* **Text segment**:
┄┄┄┄┄┄┄┄┄┄┄┄┄┄┄┄┄┄┄┄
In addition to all of the settings above that we can specify about our default path, there are lots of options that we can configure for the distribution as a whole. Some of these things are larger concepts which may warrant their own articles in the future, so if you have any questions, just let me know.
One of the things that CloudFront lets you configure is which edge locations to use to store your distributions. An edge location is essentially a data center that stores a copy of your content, and CloudFront is smart enough to serve the user the closest copy of content geographically, which is what allows for the extremely low latency associated with CloudFront.
There are a few configurations, but I configured my distribution to use all edge locations, which is slightly more expensive but more performant. Since I have lots of traffic from India and South America, this makes sense to me. If you are a US-based business or only serve a particular geographic area, then it may make sense to only use a subset of the available edge locations.
AWS WAF stands for Web Application Firewall, which is a service that allows you to specify rules to block common attacks like SQL injections or cross-site scripting (XSS). Maybe one day I will add this to the stack as well, but I’m sure configuring this service could become a blog post on its own.
This option exists for distributions that will be served using a custom domain. Each CloudFront distribution gets its own publicly addressable domain name, but if we wan’t to tie our distribution to a domain name we own, we need to include all of the variations of the domain name we’ll use in this text box.
If you decide to make your distribution accessible over HTTPS, you need to configure the SSL certificate that will be used to encrypt that traffic.
As far as I’m concerned, none of the following details are super important to cover. In my case, and in most cases, I think you’d be fine leaving these as the AWS defaults. If all of this stuff looks good to you, go ahead and click ‘Create Distribution’ to finish off this portion of the process.
┄┄┄┄┄┄┄┄┄┄┄┄┄┄┄┄┄┄┄┄
* **Records provided**:
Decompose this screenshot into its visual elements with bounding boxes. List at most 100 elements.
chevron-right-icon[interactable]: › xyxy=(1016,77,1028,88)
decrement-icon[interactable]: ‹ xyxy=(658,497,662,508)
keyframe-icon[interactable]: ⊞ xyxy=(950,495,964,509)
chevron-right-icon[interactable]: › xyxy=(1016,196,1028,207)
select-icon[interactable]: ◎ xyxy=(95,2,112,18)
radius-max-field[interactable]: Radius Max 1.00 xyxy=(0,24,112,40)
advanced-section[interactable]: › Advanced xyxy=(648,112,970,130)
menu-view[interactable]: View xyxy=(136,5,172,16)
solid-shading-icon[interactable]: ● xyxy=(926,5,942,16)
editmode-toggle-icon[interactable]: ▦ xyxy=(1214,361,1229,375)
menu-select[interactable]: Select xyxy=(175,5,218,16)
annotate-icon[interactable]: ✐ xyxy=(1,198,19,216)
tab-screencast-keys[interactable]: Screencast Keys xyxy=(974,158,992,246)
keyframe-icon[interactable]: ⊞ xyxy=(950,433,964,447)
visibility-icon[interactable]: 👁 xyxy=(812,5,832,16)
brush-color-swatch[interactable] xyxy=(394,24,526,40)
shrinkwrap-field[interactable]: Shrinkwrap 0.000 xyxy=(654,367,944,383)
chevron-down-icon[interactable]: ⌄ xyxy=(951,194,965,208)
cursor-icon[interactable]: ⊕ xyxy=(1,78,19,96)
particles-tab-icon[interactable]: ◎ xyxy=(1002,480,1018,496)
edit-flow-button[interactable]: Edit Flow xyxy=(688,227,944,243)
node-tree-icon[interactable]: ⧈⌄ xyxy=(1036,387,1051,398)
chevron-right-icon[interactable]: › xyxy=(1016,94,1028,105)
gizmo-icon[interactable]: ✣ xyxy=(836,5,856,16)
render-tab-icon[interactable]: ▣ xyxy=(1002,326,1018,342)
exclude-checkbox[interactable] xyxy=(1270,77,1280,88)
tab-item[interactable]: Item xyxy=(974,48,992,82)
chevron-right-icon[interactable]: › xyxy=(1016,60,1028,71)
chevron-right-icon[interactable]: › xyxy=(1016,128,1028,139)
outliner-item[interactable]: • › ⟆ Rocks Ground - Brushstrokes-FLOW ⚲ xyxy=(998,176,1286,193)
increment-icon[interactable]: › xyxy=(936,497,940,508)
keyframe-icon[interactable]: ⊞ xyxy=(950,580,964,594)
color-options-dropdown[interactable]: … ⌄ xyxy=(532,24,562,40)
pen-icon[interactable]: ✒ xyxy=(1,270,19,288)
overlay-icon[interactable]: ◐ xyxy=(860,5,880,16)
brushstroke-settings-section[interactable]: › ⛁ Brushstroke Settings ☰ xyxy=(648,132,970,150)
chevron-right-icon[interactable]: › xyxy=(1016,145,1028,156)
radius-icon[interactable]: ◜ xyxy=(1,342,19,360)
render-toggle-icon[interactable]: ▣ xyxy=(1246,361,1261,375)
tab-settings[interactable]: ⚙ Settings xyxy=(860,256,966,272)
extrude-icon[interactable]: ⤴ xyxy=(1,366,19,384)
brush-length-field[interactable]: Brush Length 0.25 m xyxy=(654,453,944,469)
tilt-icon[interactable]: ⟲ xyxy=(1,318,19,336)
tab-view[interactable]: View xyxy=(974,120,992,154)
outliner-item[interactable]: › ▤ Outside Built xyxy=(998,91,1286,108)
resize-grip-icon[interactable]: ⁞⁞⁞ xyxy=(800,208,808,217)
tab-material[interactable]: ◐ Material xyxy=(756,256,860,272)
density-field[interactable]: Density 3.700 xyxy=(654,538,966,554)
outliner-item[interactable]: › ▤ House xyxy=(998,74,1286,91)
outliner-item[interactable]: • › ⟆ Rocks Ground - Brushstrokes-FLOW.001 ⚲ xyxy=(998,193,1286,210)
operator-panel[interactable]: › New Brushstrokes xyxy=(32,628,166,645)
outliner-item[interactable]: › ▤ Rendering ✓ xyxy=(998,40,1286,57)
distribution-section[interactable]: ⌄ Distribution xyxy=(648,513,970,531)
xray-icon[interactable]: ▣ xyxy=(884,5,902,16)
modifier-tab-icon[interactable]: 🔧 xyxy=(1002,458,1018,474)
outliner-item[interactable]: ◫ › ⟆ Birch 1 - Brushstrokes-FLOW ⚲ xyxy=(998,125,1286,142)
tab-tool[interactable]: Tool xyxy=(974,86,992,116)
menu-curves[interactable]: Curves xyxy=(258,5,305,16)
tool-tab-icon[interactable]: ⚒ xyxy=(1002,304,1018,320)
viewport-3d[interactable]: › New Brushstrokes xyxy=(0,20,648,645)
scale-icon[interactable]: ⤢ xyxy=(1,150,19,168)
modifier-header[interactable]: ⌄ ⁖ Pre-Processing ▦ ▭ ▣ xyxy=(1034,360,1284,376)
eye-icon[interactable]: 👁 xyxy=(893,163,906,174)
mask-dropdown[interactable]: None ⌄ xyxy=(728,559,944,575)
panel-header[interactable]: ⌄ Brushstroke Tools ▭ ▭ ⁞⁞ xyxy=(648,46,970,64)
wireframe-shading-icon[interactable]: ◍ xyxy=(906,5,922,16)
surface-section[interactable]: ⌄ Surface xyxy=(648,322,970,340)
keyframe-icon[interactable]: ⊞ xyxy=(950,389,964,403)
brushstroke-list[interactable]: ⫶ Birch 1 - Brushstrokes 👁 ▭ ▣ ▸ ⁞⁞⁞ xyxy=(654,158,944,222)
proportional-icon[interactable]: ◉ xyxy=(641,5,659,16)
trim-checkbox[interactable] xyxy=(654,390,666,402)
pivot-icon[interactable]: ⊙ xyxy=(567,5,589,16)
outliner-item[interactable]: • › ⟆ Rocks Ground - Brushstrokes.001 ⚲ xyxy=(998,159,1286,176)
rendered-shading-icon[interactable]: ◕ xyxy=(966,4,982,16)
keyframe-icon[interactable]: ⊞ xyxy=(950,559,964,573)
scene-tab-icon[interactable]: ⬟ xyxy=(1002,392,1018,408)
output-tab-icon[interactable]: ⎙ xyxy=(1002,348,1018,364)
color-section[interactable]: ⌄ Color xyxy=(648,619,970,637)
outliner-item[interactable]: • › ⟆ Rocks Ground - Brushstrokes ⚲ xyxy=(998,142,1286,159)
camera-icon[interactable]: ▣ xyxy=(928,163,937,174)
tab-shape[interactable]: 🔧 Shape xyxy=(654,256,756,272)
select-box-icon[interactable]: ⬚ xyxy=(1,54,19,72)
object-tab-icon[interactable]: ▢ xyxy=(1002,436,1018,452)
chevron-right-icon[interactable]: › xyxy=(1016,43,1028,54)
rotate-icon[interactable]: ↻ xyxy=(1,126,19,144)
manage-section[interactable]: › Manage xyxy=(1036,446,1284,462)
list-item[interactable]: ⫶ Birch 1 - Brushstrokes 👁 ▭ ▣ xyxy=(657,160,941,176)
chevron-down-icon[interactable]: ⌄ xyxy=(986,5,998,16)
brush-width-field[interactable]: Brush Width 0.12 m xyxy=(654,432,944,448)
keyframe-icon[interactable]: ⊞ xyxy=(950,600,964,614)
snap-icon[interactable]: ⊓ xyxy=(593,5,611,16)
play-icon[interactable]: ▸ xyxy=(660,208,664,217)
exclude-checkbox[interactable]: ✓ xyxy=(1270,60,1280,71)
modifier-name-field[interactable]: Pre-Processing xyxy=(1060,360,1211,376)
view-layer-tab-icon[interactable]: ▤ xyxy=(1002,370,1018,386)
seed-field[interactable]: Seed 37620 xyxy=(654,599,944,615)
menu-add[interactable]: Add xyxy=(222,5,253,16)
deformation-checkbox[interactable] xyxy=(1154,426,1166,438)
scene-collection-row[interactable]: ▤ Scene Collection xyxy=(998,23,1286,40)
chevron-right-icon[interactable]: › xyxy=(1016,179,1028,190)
┄┄┄┄┄┄┄┄┄┄┄┄┄┄┄┄┄┄┄┄
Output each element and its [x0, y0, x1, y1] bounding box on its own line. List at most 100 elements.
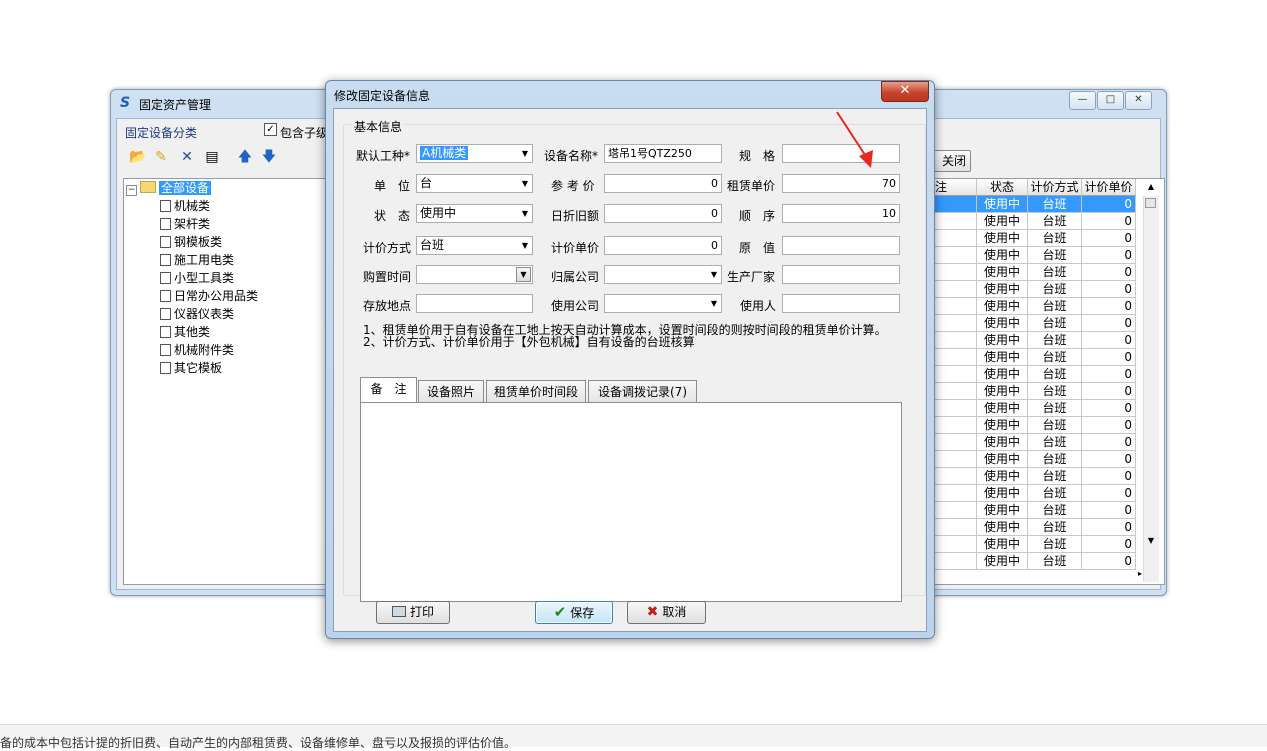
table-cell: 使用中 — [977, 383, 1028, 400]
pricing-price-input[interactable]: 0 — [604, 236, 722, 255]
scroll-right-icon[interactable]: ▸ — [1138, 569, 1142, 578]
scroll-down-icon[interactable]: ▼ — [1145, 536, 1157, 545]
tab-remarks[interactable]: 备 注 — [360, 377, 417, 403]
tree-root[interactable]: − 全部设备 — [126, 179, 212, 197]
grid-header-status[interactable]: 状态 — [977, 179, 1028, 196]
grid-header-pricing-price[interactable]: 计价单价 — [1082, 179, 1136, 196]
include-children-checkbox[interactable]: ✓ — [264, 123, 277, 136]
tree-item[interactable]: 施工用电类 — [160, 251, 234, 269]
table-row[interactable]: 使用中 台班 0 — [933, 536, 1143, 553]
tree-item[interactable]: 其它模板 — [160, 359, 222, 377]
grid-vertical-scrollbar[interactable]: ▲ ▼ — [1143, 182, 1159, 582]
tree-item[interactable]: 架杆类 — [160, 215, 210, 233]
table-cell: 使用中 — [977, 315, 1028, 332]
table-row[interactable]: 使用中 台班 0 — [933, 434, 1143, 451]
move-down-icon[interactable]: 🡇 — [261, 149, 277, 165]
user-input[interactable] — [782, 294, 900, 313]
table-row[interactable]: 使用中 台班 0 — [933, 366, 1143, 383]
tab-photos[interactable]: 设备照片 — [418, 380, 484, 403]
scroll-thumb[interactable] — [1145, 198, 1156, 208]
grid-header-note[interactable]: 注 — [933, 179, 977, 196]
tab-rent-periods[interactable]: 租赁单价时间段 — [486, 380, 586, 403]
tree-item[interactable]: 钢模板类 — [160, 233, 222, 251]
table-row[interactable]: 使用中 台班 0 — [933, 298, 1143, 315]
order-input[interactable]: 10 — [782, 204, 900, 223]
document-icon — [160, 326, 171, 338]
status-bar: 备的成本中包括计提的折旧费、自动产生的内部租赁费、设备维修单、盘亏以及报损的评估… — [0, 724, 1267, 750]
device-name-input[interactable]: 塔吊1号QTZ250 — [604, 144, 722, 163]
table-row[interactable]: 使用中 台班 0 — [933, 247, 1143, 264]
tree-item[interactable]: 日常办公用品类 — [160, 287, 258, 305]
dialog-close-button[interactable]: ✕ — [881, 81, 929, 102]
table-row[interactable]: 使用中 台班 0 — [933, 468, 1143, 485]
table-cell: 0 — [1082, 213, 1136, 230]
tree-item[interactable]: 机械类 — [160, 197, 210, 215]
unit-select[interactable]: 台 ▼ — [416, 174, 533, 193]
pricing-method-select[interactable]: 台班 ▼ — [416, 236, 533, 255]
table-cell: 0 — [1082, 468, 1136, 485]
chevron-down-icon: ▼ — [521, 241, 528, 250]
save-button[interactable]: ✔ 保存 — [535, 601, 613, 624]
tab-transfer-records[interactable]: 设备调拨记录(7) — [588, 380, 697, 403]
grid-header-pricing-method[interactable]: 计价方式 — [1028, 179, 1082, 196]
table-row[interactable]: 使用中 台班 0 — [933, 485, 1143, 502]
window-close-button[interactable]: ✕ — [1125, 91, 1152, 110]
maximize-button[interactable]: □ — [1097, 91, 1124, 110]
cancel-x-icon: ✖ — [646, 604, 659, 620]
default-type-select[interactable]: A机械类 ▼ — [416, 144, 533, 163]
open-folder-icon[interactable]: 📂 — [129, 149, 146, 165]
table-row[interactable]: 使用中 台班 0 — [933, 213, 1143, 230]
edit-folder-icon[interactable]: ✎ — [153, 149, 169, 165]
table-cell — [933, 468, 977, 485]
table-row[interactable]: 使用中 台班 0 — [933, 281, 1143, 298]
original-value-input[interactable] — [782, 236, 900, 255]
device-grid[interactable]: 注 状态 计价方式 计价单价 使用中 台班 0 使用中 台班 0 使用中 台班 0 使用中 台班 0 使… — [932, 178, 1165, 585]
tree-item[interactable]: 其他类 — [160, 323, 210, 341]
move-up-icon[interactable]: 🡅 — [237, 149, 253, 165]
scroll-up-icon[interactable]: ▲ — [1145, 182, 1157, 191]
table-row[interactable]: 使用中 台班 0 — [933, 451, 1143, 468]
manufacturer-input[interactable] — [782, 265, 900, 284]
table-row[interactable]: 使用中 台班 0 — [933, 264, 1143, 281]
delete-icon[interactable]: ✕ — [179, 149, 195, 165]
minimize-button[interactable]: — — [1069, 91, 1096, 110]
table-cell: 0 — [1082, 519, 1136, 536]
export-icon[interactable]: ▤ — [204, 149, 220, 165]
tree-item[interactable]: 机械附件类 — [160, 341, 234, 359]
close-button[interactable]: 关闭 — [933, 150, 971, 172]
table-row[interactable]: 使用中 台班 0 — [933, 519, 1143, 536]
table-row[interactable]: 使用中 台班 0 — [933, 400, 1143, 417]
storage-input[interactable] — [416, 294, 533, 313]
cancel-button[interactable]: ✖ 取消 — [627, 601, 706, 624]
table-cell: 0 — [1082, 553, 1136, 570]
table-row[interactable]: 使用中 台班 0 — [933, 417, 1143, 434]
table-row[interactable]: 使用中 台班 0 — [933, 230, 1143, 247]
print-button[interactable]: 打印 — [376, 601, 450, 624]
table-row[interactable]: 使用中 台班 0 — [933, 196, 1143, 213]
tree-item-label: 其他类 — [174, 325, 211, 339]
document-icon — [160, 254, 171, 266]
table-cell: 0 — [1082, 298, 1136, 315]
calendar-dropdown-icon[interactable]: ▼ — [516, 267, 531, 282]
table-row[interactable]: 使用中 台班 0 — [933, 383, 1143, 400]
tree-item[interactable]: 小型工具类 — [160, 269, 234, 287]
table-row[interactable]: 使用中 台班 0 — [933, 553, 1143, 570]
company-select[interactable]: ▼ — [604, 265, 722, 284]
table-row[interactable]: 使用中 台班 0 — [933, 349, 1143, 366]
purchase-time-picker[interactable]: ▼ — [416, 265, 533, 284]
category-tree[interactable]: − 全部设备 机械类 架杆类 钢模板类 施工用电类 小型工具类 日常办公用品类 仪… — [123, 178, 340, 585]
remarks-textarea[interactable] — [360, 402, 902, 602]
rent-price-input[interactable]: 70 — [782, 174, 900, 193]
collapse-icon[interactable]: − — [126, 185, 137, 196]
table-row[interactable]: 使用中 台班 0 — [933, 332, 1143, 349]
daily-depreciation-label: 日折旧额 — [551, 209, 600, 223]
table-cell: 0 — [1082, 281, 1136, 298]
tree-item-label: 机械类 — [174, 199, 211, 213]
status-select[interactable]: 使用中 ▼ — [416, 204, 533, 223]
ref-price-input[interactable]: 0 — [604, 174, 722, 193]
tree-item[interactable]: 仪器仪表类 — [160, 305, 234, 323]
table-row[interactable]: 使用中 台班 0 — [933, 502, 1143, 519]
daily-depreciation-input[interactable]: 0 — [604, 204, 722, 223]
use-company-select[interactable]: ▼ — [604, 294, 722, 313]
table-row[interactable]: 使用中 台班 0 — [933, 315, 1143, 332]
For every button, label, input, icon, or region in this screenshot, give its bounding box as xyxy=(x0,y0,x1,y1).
┄┄┄┄┄┄┄┄┄┄┄┄┄┄┄┄┄┄┄┄
* **Directive 1**: In the CloudFront distribution text, rewrite the passage starting at "This option exists" and ending at "of the process.", changing "SSL certificate" to "TLS certificate".
* **Directive 2**: According to the CloudFront distribution text, what does AWS WAF stand for?
* **Directive 3**: Resume the CloudFront distribution text from the point where it stops.
None of the tasks make use of the items.

* **Task response 1**:
This option exists for distributions that will be served using a custom domain. Each CloudFront distribution gets its own publicly addressable domain name, but if we wan’t to tie our distribution to a domain name we own, we need to include all of the variations of the domain name we’ll use in this text box.
If you decide to make your distribution accessible over HTTPS, you need to configure the TLS certificate that will be used to encrypt that traffic.
As far as I’m concerned, none of the following details are super important to cover. In my case, and in most cases, I think you’d be fine leaving these as the AWS defaults. If all of this stuff looks good to you, go ahead and click ‘Create Distribution’ to finish off this portion of the process.

* **Task response 2**: Web Application Firewall

* **Task response 3**:
Ok, so at this point, you should be redirected to the CloudFront Distributions menu where you can see all of your distributions and their statuses. Under the CNAME row, we can see any DNS names associated with our distribution, and the status can tell us when the distribution has been pulled into all of the edge locations.
Now that we have our distribution created, we want to alter our distributions behavior at different paths. For example, the content served at the index of your site and the content served anywhere in /wp-admin require two different configurations.
We want CloudFront to heavily cache the content our readers will request, while providing us uncached copies of our admin pages. In practicality, this typically means that CloudFront will end up requesting most of the wp-admin content from our origin server.
To add a behavior to our distribution, click into the distribution we just created to access some additional options. From here you should see a tab for ‘Behaviors,’ which should show at least the default behavior we created when we created the distribution.
Click ‘Create Behavior’ and add the path you want to create the behavior for. You will also be asked to specify an origin, which in this case is the same server everything else is on. But, looking forward, this would let you do some cool things like offload static content to S3 or add other AWS services as possible origins.
For each behavior we create, we’ll have the opportunity to configure a subset of the options we did for our default behavior. Since all of my /wp-includes and /wp-content files are on my origin, I only needed to create the following behaviors to get everything working:
There is a lot of overlap in the configurations for these three different paths, so instead of outlining everything, I’ll only highlight the differences and explain why they are import in the context of WordPress.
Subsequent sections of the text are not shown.